#### Supplied material

+++

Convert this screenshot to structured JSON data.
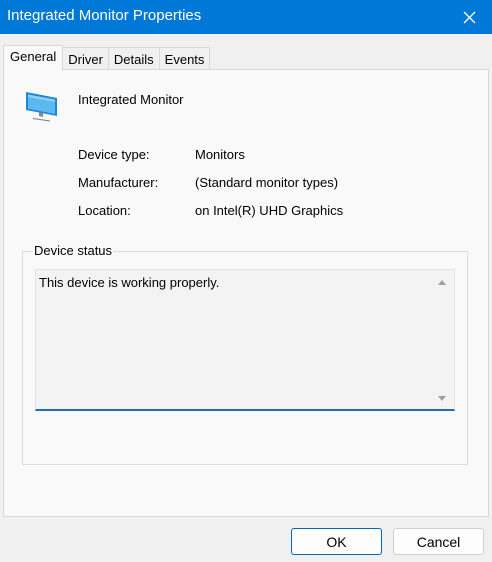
{
  "window": {
    "title": "Integrated Monitor Properties",
    "close_label": "Close"
  },
  "tabs": [
    {
      "label": "General",
      "active": true
    },
    {
      "label": "Driver",
      "active": false
    },
    {
      "label": "Details",
      "active": false
    },
    {
      "label": "Events",
      "active": false
    }
  ],
  "device": {
    "name": "Integrated Monitor",
    "icon": "monitor-icon",
    "properties": [
      {
        "label": "Device type:",
        "value": "Monitors"
      },
      {
        "label": "Manufacturer:",
        "value": "(Standard monitor types)"
      },
      {
        "label": "Location:",
        "value": "on Intel(R) UHD Graphics"
      }
    ]
  },
  "status": {
    "legend": "Device status",
    "text": "This device is working properly."
  },
  "buttons": {
    "ok": "OK",
    "cancel": "Cancel"
  },
  "colors": {
    "titlebar": "#0078d7",
    "accent": "#1f6fb5"
  }
}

+++

#### Requirements
Will you set down the records word for word while leaving out every picture?

#### Final result
Convert this screenshot to structured JSON data.
{
  "window": {
    "title": "Integrated Monitor Properties",
    "close_label": "Close"
  },
  "tabs": [
    {
      "label": "General",
      "active": true
    },
    {
      "label": "Driver",
      "active": false
    },
    {
      "label": "Details",
      "active": false
    },
    {
      "label": "Events",
      "active": false
    }
  ],
  "device": {
    "name": "Integrated Monitor",
    "icon": "monitor-icon",
    "properties": [
      {
        "label": "Device type:",
        "value": "Monitors"
      },
      {
        "label": "Manufacturer:",
        "value": "(Standard monitor types)"
      },
      {
        "label": "Location:",
        "value": "on Intel(R) UHD Graphics"
      }
    ]
  },
  "status": {
    "legend": "Device status",
    "text": "This device is working properly."
  },
  "buttons": {
    "ok": "OK",
    "cancel": "Cancel"
  },
  "colors": {
    "titlebar": "#0078d7",
    "accent": "#1f6fb5"
  }
}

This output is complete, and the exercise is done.